>> Begin Information given

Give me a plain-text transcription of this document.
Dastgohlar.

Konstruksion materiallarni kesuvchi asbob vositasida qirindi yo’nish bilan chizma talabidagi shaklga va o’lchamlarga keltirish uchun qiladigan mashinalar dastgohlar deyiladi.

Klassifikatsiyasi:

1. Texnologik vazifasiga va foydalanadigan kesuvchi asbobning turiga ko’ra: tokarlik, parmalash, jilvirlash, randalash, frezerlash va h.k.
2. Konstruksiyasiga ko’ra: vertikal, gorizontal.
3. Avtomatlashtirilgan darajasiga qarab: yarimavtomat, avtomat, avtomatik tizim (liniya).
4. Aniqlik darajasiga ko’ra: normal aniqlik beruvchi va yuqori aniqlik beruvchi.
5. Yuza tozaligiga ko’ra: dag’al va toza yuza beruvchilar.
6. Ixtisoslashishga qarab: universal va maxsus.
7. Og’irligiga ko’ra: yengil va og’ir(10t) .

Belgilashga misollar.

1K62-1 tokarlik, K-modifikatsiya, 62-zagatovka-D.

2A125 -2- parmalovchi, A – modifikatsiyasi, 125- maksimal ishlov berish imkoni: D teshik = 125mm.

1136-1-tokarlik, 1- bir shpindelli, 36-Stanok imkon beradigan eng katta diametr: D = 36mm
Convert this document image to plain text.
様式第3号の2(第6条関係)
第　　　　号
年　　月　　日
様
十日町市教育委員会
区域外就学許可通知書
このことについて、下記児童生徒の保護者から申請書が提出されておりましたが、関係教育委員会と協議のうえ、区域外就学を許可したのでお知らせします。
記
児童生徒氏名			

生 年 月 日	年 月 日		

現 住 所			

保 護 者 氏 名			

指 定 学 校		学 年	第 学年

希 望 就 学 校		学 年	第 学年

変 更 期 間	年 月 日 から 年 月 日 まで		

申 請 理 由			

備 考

>> End Information given

The exercise: Scan the entries above for the word "qarab" and collect each line holding it.

Output of the task:
3. Avtomatlashtirilgan darajasiga qarab: yarimavtomat, avtomat, avtomatik tizim (liniya).
6. Ixtisoslashishga qarab: universal va maxsus.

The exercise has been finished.